* EXERCISE TASK *
Examine each line of the data. Copy those that contain the string "perusteella".

(Dataset rows)
--- Begin ---
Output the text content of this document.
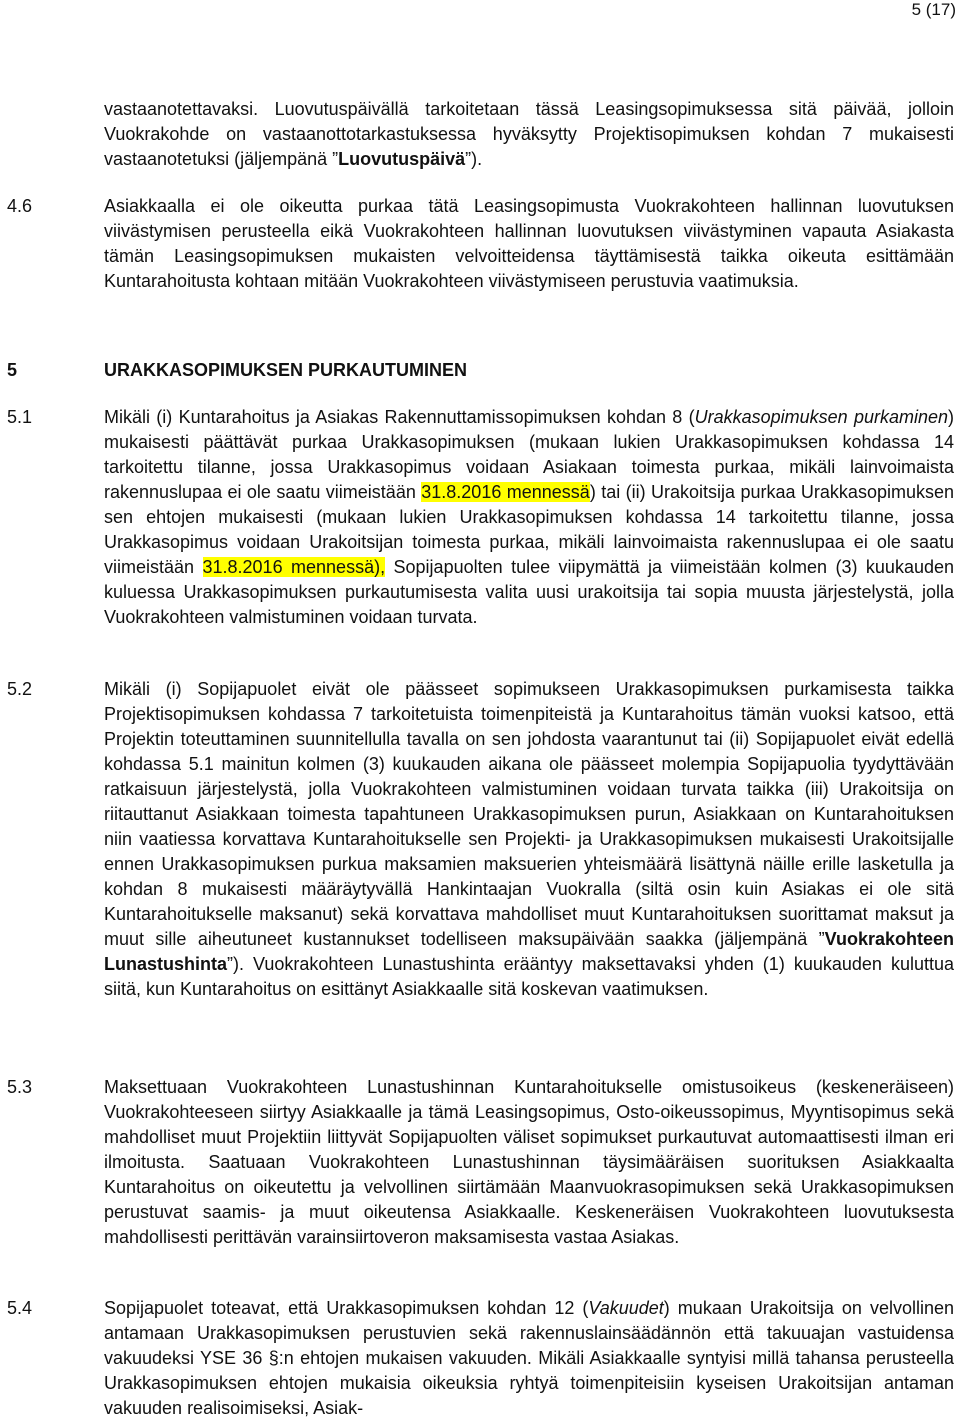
5 (17)
vastaanotettavaksi. Luovutuspäivällä tarkoitetaan tässä Leasingsopimuksessa sitä päivää, jolloin Vuokrakohde on vastaanottotarkastuksessa hyväksytty Projektisopimuksen kohdan 7 mukaisesti vastaanotetuksi (jäljempänä ”Luovutuspäivä”).
4.6	Asiakkaalla ei ole oikeutta purkaa tätä Leasingsopimusta Vuokrakohteen hallinnan luovutuksen viivästymisen perusteella eikä Vuokrakohteen hallinnan luovutuksen viivästyminen vapauta Asiakasta tämän Leasingsopimuksen mukaisten velvoitteidensa täyttämisestä taikka oikeuta esittämään Kuntarahoitusta kohtaan mitään Vuokrakohteen viivästymiseen perustuvia vaatimuksia.
5	URAKKASOPIMUKSEN PURKAUTUMINEN
5.1	Mikäli (i) Kuntarahoitus ja Asiakas Rakennuttamissopimuksen kohdan 8 (Urakkasopimuksen purkaminen) mukaisesti päättävät purkaa Urakkasopimuksen (mukaan lukien Urakkasopimuksen kohdassa 14 tarkoitettu tilanne, jossa Urakkasopimus voidaan Asiakaan toimesta purkaa, mikäli lainvoimaista rakennuslupaa ei ole saatu viimeistään 31.8.2016 mennessä) tai (ii) Urakoitsija purkaa Urakkasopimuksen sen ehtojen mukaisesti (mukaan lukien Urakkasopimuksen kohdassa 14 tarkoitettu tilanne, jossa Urakkasopimus voidaan Urakoitsijan toimesta purkaa, mikäli lainvoimaista rakennuslupaa ei ole saatu viimeistään 31.8.2016 mennessä), Sopijapuolten tulee viipymättä ja viimeistään kolmen (3) kuukauden kuluessa Urakkasopimuksen purkautumisesta valita uusi urakoitsija tai sopia muusta järjestelystä, jolla Vuokrakohteen valmistuminen voidaan turvata.
5.2	Mikäli (i) Sopijapuolet eivät ole päässeet sopimukseen Urakkasopimuksen purkamisesta taikka Projektisopimuksen kohdassa 7 tarkoitetuista toimenpiteistä ja Kuntarahoitus tämän vuoksi katsoo, että Projektin toteuttaminen suunnitellulla tavalla on sen johdosta vaarantunut tai (ii) Sopijapuolet eivät edellä kohdassa 5.1 mainitun kolmen (3) kuukauden aikana ole päässeet molempia Sopijapuolia tyydyttävään ratkaisuun järjestelystä, jolla Vuokrakohteen valmistuminen voidaan turvata taikka (iii) Urakoitsija on riitauttanut Asiakkaan toimesta tapahtuneen Urakkasopimuksen purun, Asiakkaan on Kuntarahoituksen niin vaatiessa korvattava Kuntarahoitukselle sen Projekti- ja Urakkasopimuksen mukaisesti Urakoitsijalle ennen Urakkasopimuksen purkua maksamien maksuerien yhteismäärä lisättynä näille erille lasketulla ja kohdan 8 mukaisesti määräytyvällä Hankintaajan Vuokralla (siltä osin kuin Asiakas ei ole sitä Kuntarahoitukselle maksanut) sekä korvattava mahdolliset muut Kuntarahoituksen suorittamat maksut ja muut sille aiheutuneet kustannukset todelliseen maksupäivään saakka (jäljempänä ”Vuokrakohteen Lunastushinta”). Vuokrakohteen Lunastushinta erääntyy maksettavaksi yhden (1) kuukauden kuluttua siitä, kun Kuntarahoitus on esittänyt Asiakkaalle sitä koskevan vaatimuksen.
5.3	Maksettuaan Vuokrakohteen Lunastushinnan Kuntarahoitukselle omistusoikeus (keskeneräiseen) Vuokrakohteeseen siirtyy Asiakkaalle ja tämä Leasingsopimus, Osto-oikeussopimus, Myyntisopimus sekä mahdolliset muut Projektiin liittyvät Sopijapuolten väliset sopimukset purkautuvat automaattisesti ilman eri ilmoitusta. Saatuaan Vuokrakohteen Lunastushinnan täysimääräisen suorituksen Asiakkaalta Kuntarahoitus on oikeutettu ja velvollinen siirtämään Maanvuokrasopimuksen sekä Urakkasopimuksen perustuvat saamis- ja muut oikeutensa Asiakkaalle. Keskeneräisen Vuokrakohteen luovutuksesta mahdollisesti perittävän varainsiirtoveron maksamisesta vastaa Asiakas.
5.4	Sopijapuolet toteavat, että Urakkasopimuksen kohdan 12 (Vakuudet) mukaan Urakoitsija on velvollinen antamaan Urakkasopimuksen perustuvien sekä rakennuslainsäädännön että takuuajan vastuidensa vakuudeksi YSE 36 §:n ehtojen mukaisen vakuuden. Mikäli Asiakkaalle syntyisi millä tahansa perusteella Urakkasopimuksen ehtojen mukaisia oikeuksia ryhtyä toimenpiteisiin kyseisen Urakoitsijan antaman vakuuden realisoimiseksi, Asiak-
--- End ---
* TASK OUTPUT *
4.6	Asiakkaalla ei ole oikeutta purkaa tätä Leasingsopimusta Vuokrakohteen hallinnan luovutuksen viivästymisen perusteella eikä Vuokrakohteen hallinnan luovutuksen viivästyminen vapauta Asiakasta tämän Leasingsopimuksen mukaisten velvoitteidensa täyttämisestä taikka oikeuta esittämään Kuntarahoitusta kohtaan mitään Vuokrakohteen viivästymiseen perustuvia vaatimuksia.
5.4	Sopijapuolet toteavat, että Urakkasopimuksen kohdan 12 (Vakuudet) mukaan Urakoitsija on velvollinen antamaan Urakkasopimuksen perustuvien sekä rakennuslainsäädännön että takuuajan vastuidensa vakuudeksi YSE 36 §:n ehtojen mukaisen vakuuden. Mikäli Asiakkaalle syntyisi millä tahansa perusteella Urakkasopimuksen ehtojen mukaisia oikeuksia ryhtyä toimenpiteisiin kyseisen Urakoitsijan antaman vakuuden realisoimiseksi, Asiak-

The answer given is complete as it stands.